**WORK REQUIRED:** Copy each line in which the string "this" occurs.

**Dataset items:**
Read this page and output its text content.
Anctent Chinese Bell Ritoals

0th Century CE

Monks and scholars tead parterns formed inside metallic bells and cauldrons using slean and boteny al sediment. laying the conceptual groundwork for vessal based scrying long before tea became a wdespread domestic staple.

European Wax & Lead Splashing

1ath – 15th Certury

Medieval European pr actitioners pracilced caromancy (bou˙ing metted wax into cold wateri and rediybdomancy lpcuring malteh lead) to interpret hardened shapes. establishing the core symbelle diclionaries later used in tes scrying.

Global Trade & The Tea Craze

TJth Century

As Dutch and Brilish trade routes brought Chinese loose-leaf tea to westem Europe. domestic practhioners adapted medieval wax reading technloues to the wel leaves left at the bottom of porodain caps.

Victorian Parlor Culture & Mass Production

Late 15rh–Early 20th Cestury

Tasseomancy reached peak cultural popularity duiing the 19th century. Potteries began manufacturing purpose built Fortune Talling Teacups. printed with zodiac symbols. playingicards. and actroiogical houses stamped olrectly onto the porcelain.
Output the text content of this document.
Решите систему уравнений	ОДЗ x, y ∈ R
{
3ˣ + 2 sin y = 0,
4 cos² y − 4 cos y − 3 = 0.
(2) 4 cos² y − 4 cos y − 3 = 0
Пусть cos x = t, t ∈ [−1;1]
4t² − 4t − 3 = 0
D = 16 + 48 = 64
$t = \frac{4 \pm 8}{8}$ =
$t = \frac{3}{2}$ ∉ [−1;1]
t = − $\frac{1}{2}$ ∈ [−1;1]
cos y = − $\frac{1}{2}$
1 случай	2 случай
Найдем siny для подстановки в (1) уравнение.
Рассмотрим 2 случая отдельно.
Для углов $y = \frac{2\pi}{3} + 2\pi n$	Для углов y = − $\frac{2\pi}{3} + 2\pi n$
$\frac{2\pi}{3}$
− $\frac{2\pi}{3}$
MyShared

**WRITTEN ANSWER:**
Read this page and output its text content.
Output the text content of this document.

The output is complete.